▶ **EXERCISE AIM**
Extract every line below, verbatim.
>>>
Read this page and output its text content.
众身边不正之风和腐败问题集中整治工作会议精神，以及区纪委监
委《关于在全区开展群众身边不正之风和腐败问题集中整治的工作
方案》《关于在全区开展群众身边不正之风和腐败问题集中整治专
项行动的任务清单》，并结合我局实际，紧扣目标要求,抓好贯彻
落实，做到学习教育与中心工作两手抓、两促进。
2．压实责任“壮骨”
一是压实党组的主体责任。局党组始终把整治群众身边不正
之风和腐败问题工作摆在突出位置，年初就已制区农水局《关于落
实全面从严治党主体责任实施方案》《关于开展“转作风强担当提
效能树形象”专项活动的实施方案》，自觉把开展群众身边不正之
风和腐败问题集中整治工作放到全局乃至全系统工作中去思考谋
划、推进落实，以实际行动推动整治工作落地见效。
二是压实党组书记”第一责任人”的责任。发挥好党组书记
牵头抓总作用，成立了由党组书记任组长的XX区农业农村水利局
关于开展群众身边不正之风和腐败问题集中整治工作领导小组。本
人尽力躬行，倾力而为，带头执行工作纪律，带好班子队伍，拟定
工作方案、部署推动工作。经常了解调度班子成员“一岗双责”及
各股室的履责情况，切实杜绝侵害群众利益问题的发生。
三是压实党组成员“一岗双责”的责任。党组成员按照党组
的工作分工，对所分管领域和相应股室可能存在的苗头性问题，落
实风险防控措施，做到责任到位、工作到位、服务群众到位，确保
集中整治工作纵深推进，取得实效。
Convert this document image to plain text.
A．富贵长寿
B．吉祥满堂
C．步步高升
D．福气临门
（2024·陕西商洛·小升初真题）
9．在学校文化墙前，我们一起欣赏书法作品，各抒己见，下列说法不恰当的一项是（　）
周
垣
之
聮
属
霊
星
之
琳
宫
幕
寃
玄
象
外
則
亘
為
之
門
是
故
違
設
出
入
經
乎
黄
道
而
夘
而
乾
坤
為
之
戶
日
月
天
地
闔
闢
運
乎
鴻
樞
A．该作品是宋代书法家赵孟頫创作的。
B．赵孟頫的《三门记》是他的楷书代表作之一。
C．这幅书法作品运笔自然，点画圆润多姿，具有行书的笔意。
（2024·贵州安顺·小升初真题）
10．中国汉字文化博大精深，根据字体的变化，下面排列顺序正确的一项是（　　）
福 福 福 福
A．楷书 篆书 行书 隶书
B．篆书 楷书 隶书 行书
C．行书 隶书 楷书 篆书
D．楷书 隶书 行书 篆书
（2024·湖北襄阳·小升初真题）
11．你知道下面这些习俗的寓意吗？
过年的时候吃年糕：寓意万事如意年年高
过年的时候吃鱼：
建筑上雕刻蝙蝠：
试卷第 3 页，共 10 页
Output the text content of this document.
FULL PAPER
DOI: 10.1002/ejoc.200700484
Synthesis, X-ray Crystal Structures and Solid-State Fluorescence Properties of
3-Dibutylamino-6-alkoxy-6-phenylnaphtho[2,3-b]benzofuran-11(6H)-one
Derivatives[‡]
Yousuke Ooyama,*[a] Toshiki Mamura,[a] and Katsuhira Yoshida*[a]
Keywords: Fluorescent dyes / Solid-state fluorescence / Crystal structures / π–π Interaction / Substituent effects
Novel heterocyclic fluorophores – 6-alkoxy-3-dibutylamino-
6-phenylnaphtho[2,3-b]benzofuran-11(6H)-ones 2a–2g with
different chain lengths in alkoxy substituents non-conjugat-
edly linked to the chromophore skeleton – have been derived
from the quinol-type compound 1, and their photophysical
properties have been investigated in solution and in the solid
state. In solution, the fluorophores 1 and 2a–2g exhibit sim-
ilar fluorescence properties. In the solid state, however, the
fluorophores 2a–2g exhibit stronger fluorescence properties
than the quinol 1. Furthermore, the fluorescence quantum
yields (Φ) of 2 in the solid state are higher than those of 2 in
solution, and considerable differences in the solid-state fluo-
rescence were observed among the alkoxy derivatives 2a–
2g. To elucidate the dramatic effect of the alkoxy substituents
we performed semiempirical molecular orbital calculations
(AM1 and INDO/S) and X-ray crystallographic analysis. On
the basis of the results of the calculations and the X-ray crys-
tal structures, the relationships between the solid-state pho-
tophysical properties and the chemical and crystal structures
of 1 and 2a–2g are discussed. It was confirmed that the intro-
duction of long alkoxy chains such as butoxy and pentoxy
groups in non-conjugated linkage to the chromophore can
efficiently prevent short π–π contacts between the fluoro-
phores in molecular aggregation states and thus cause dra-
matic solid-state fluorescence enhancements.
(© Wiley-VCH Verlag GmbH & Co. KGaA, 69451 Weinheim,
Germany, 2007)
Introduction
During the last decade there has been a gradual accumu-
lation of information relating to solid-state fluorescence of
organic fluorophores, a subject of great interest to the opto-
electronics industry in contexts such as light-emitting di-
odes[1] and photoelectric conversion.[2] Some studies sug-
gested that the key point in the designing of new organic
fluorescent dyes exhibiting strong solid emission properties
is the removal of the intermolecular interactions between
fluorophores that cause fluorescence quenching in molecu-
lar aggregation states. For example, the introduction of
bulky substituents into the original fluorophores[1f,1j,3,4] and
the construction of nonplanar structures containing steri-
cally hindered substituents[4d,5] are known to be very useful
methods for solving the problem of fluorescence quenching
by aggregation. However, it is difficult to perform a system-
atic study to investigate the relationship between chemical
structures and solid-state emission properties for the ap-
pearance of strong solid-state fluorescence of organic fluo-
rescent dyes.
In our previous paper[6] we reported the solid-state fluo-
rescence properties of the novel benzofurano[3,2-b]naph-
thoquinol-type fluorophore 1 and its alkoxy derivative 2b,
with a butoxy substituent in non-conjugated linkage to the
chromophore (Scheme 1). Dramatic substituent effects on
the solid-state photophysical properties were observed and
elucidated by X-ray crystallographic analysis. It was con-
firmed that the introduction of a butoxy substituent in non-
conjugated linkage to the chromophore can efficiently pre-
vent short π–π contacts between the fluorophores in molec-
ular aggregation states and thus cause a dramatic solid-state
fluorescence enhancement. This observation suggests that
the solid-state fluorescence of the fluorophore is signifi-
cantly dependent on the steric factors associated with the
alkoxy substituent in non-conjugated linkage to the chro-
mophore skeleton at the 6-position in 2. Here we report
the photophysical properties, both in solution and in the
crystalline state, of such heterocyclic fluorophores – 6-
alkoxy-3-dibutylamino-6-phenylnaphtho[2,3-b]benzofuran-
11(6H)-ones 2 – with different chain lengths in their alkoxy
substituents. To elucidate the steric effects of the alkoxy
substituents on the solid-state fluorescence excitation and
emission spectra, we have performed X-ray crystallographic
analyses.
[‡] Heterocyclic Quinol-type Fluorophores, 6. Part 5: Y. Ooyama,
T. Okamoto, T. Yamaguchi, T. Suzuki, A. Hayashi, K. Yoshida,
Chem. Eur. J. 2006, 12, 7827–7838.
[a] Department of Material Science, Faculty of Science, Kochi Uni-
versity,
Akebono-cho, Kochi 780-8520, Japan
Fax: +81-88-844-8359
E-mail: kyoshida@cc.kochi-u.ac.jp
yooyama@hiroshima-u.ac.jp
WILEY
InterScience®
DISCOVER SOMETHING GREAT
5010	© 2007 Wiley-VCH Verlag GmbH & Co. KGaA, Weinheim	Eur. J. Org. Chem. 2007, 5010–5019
<<<
▶ **EXERCISE RESULT**
Read this page and output its text content.
众身边不正之风和腐败问题集中整治工作会议精神，以及区纪委监
委《关于在全区开展群众身边不正之风和腐败问题集中整治的工作
方案》《关于在全区开展群众身边不正之风和腐败问题集中整治专
项行动的任务清单》，并结合我局实际，紧扣目标要求,抓好贯彻
落实，做到学习教育与中心工作两手抓、两促进。
2．压实责任“壮骨”
一是压实党组的主体责任。局党组始终把整治群众身边不正
之风和腐败问题工作摆在突出位置，年初就已制区农水局《关于落
实全面从严治党主体责任实施方案》《关于开展“转作风强担当提
效能树形象”专项活动的实施方案》，自觉把开展群众身边不正之
风和腐败问题集中整治工作放到全局乃至全系统工作中去思考谋
划、推进落实，以实际行动推动整治工作落地见效。
二是压实党组书记”第一责任人”的责任。发挥好党组书记
牵头抓总作用，成立了由党组书记任组长的XX区农业农村水利局
关于开展群众身边不正之风和腐败问题集中整治工作领导小组。本
人尽力躬行，倾力而为，带头执行工作纪律，带好班子队伍，拟定
工作方案、部署推动工作。经常了解调度班子成员“一岗双责”及
各股室的履责情况，切实杜绝侵害群众利益问题的发生。
三是压实党组成员“一岗双责”的责任。党组成员按照党组
的工作分工，对所分管领域和相应股室可能存在的苗头性问题，落
实风险防控措施，做到责任到位、工作到位、服务群众到位，确保
集中整治工作纵深推进，取得实效。
Convert this document image to plain text.
A．富贵长寿
B．吉祥满堂
C．步步高升
D．福气临门
（2024·陕西商洛·小升初真题）
9．在学校文化墙前，我们一起欣赏书法作品，各抒己见，下列说法不恰当的一项是（　）
周
垣
之
聮
属
霊
星
之
琳
宫
幕
寃
玄
象
外
則
亘
為
之
門
是
故
違
設
出
入
經
乎
黄
道
而
夘
而
乾
坤
為
之
戶
日
月
天
地
闔
闢
運
乎
鴻
樞
A．该作品是宋代书法家赵孟頫创作的。
B．赵孟頫的《三门记》是他的楷书代表作之一。
C．这幅书法作品运笔自然，点画圆润多姿，具有行书的笔意。
（2024·贵州安顺·小升初真题）
10．中国汉字文化博大精深，根据字体的变化，下面排列顺序正确的一项是（　　）
福 福 福 福
A．楷书 篆书 行书 隶书
B．篆书 楷书 隶书 行书
C．行书 隶书 楷书 篆书
D．楷书 隶书 行书 篆书
（2024·湖北襄阳·小升初真题）
11．你知道下面这些习俗的寓意吗？
过年的时候吃年糕：寓意万事如意年年高
过年的时候吃鱼：
建筑上雕刻蝙蝠：
试卷第 3 页，共 10 页
Output the text content of this document.
FULL PAPER
DOI: 10.1002/ejoc.200700484
Synthesis, X-ray Crystal Structures and Solid-State Fluorescence Properties of
3-Dibutylamino-6-alkoxy-6-phenylnaphtho[2,3-b]benzofuran-11(6H)-one
Derivatives[‡]
Yousuke Ooyama,*[a] Toshiki Mamura,[a] and Katsuhira Yoshida*[a]
Keywords: Fluorescent dyes / Solid-state fluorescence / Crystal structures / π–π Interaction / Substituent effects
Novel heterocyclic fluorophores – 6-alkoxy-3-dibutylamino-
6-phenylnaphtho[2,3-b]benzofuran-11(6H)-ones 2a–2g with
different chain lengths in alkoxy substituents non-conjugat-
edly linked to the chromophore skeleton – have been derived
from the quinol-type compound 1, and their photophysical
properties have been investigated in solution and in the solid
state. In solution, the fluorophores 1 and 2a–2g exhibit sim-
ilar fluorescence properties. In the solid state, however, the
fluorophores 2a–2g exhibit stronger fluorescence properties
than the quinol 1. Furthermore, the fluorescence quantum
yields (Φ) of 2 in the solid state are higher than those of 2 in
solution, and considerable differences in the solid-state fluo-
rescence were observed among the alkoxy derivatives 2a–
2g. To elucidate the dramatic effect of the alkoxy substituents
we performed semiempirical molecular orbital calculations
(AM1 and INDO/S) and X-ray crystallographic analysis. On
the basis of the results of the calculations and the X-ray crys-
tal structures, the relationships between the solid-state pho-
tophysical properties and the chemical and crystal structures
of 1 and 2a–2g are discussed. It was confirmed that the intro-
duction of long alkoxy chains such as butoxy and pentoxy
groups in non-conjugated linkage to the chromophore can
efficiently prevent short π–π contacts between the fluoro-
phores in molecular aggregation states and thus cause dra-
matic solid-state fluorescence enhancements.
(© Wiley-VCH Verlag GmbH & Co. KGaA, 69451 Weinheim,
Germany, 2007)
Introduction
During the last decade there has been a gradual accumu-
lation of information relating to solid-state fluorescence of
organic fluorophores, a subject of great interest to the opto-
electronics industry in contexts such as light-emitting di-
odes[1] and photoelectric conversion.[2] Some studies sug-
gested that the key point in the designing of new organic
fluorescent dyes exhibiting strong solid emission properties
is the removal of the intermolecular interactions between
fluorophores that cause fluorescence quenching in molecu-
lar aggregation states. For example, the introduction of
bulky substituents into the original fluorophores[1f,1j,3,4] and
the construction of nonplanar structures containing steri-
cally hindered substituents[4d,5] are known to be very useful
methods for solving the problem of fluorescence quenching
by aggregation. However, it is difficult to perform a system-
atic study to investigate the relationship between chemical
structures and solid-state emission properties for the ap-
pearance of strong solid-state fluorescence of organic fluo-
rescent dyes.
In our previous paper[6] we reported the solid-state fluo-
rescence properties of the novel benzofurano[3,2-b]naph-
thoquinol-type fluorophore 1 and its alkoxy derivative 2b,
with a butoxy substituent in non-conjugated linkage to the
chromophore (Scheme 1). Dramatic substituent effects on
the solid-state photophysical properties were observed and
elucidated by X-ray crystallographic analysis. It was con-
firmed that the introduction of a butoxy substituent in non-
conjugated linkage to the chromophore can efficiently pre-
vent short π–π contacts between the fluorophores in molec-
ular aggregation states and thus cause a dramatic solid-state
fluorescence enhancement. This observation suggests that
the solid-state fluorescence of the fluorophore is signifi-
cantly dependent on the steric factors associated with the
alkoxy substituent in non-conjugated linkage to the chro-
mophore skeleton at the 6-position in 2. Here we report
the photophysical properties, both in solution and in the
crystalline state, of such heterocyclic fluorophores – 6-
alkoxy-3-dibutylamino-6-phenylnaphtho[2,3-b]benzofuran-
11(6H)-ones 2 – with different chain lengths in their alkoxy
substituents. To elucidate the steric effects of the alkoxy
substituents on the solid-state fluorescence excitation and
emission spectra, we have performed X-ray crystallographic
analyses.
[‡] Heterocyclic Quinol-type Fluorophores, 6. Part 5: Y. Ooyama,
T. Okamoto, T. Yamaguchi, T. Suzuki, A. Hayashi, K. Yoshida,
Chem. Eur. J. 2006, 12, 7827–7838.
[a] Department of Material Science, Faculty of Science, Kochi Uni-
versity,
Akebono-cho, Kochi 780-8520, Japan
Fax: +81-88-844-8359
E-mail: kyoshida@cc.kochi-u.ac.jp
yooyama@hiroshima-u.ac.jp
WILEY
InterScience®
DISCOVER SOMETHING GREAT
5010	© 2007 Wiley-VCH Verlag GmbH & Co. KGaA, Weinheim	Eur. J. Org. Chem. 2007, 5010–5019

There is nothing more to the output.